> _OBJECTIVE_: Every line of the data must be copied exactly.

● ● ● ● ●

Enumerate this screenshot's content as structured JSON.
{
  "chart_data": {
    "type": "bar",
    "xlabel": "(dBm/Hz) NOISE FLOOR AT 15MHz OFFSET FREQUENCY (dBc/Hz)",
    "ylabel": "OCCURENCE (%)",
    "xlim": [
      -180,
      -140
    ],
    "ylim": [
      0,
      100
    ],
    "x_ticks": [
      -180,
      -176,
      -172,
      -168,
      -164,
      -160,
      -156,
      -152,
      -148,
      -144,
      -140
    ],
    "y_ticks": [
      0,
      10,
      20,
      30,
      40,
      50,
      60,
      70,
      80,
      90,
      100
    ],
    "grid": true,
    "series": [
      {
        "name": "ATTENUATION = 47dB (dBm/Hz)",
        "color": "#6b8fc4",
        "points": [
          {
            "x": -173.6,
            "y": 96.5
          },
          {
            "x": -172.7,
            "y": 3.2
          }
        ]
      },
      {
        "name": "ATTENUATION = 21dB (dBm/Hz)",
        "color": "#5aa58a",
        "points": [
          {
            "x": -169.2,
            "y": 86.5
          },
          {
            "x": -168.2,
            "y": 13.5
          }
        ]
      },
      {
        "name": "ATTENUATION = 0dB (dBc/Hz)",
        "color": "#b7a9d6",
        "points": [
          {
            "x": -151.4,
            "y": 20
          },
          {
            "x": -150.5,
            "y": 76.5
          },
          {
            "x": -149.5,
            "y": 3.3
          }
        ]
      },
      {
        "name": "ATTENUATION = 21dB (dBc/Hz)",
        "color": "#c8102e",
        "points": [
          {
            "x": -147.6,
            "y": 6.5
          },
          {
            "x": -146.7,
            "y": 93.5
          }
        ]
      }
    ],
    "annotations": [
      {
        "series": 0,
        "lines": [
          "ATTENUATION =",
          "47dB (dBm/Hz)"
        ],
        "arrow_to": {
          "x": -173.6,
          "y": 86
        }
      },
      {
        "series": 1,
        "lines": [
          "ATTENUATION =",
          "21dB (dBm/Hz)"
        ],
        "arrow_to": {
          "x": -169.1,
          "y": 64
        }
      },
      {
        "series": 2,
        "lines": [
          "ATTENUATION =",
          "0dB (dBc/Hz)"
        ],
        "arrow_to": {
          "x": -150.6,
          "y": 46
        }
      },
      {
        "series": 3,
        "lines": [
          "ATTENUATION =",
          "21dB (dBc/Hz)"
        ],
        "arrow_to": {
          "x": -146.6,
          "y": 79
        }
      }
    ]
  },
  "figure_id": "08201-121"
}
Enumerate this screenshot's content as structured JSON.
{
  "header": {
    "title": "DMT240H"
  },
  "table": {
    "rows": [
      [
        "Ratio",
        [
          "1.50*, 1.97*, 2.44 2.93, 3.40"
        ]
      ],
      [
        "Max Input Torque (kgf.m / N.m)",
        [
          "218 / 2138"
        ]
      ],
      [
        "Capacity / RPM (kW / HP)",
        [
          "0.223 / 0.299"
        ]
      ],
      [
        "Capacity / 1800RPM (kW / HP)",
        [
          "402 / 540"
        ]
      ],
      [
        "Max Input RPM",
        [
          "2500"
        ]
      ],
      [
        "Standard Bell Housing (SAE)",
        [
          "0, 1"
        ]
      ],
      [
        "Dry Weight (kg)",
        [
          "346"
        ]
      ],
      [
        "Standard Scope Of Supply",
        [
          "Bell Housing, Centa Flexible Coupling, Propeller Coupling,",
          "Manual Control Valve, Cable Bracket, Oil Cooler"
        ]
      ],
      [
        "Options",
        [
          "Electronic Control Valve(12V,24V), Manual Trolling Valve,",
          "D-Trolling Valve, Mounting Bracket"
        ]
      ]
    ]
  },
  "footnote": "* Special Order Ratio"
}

● ● ● ● ●

> _ANSWER TO THIS TASK_:
Enumerate this screenshot's content as structured JSON.
{
  "chart_data": {
    "type": "bar",
    "xlabel": "(dBm/Hz) NOISE FLOOR AT 15MHz OFFSET FREQUENCY (dBc/Hz)",
    "ylabel": "OCCURENCE (%)",
    "xlim": [
      -180,
      -140
    ],
    "ylim": [
      0,
      100
    ],
    "x_ticks": [
      -180,
      -176,
      -172,
      -168,
      -164,
      -160,
      -156,
      -152,
      -148,
      -144,
      -140
    ],
    "y_ticks": [
      0,
      10,
      20,
      30,
      40,
      50,
      60,
      70,
      80,
      90,
      100
    ],
    "grid": true,
    "series": [
      {
        "name": "ATTENUATION = 47dB (dBm/Hz)",
        "color": "#6b8fc4",
        "points": [
          {
            "x": -173.6,
            "y": 96.5
          },
          {
            "x": -172.7,
            "y": 3.2
          }
        ]
      },
      {
        "name": "ATTENUATION = 21dB (dBm/Hz)",
        "color": "#5aa58a",
        "points": [
          {
            "x": -169.2,
            "y": 86.5
          },
          {
            "x": -168.2,
            "y": 13.5
          }
        ]
      },
      {
        "name": "ATTENUATION = 0dB (dBc/Hz)",
        "color": "#b7a9d6",
        "points": [
          {
            "x": -151.4,
            "y": 20
          },
          {
            "x": -150.5,
            "y": 76.5
          },
          {
            "x": -149.5,
            "y": 3.3
          }
        ]
      },
      {
        "name": "ATTENUATION = 21dB (dBc/Hz)",
        "color": "#c8102e",
        "points": [
          {
            "x": -147.6,
            "y": 6.5
          },
          {
            "x": -146.7,
            "y": 93.5
          }
        ]
      }
    ],
    "annotations": [
      {
        "series": 0,
        "lines": [
          "ATTENUATION =",
          "47dB (dBm/Hz)"
        ],
        "arrow_to": {
          "x": -173.6,
          "y": 86
        }
      },
      {
        "series": 1,
        "lines": [
          "ATTENUATION =",
          "21dB (dBm/Hz)"
        ],
        "arrow_to": {
          "x": -169.1,
          "y": 64
        }
      },
      {
        "series": 2,
        "lines": [
          "ATTENUATION =",
          "0dB (dBc/Hz)"
        ],
        "arrow_to": {
          "x": -150.6,
          "y": 46
        }
      },
      {
        "series": 3,
        "lines": [
          "ATTENUATION =",
          "21dB (dBc/Hz)"
        ],
        "arrow_to": {
          "x": -146.6,
          "y": 79
        }
      }
    ]
  },
  "figure_id": "08201-121"
}
Enumerate this screenshot's content as structured JSON.
{
  "header": {
    "title": "DMT240H"
  },
  "table": {
    "rows": [
      [
        "Ratio",
        [
          "1.50*, 1.97*, 2.44 2.93, 3.40"
        ]
      ],
      [
        "Max Input Torque (kgf.m / N.m)",
        [
          "218 / 2138"
        ]
      ],
      [
        "Capacity / RPM (kW / HP)",
        [
          "0.223 / 0.299"
        ]
      ],
      [
        "Capacity / 1800RPM (kW / HP)",
        [
          "402 / 540"
        ]
      ],
      [
        "Max Input RPM",
        [
          "2500"
        ]
      ],
      [
        "Standard Bell Housing (SAE)",
        [
          "0, 1"
        ]
      ],
      [
        "Dry Weight (kg)",
        [
          "346"
        ]
      ],
      [
        "Standard Scope Of Supply",
        [
          "Bell Housing, Centa Flexible Coupling, Propeller Coupling,",
          "Manual Control Valve, Cable Bracket, Oil Cooler"
        ]
      ],
      [
        "Options",
        [
          "Electronic Control Valve(12V,24V), Manual Trolling Valve,",
          "D-Trolling Valve, Mounting Bracket"
        ]
      ]
    ]
  },
  "footnote": "* Special Order Ratio"
}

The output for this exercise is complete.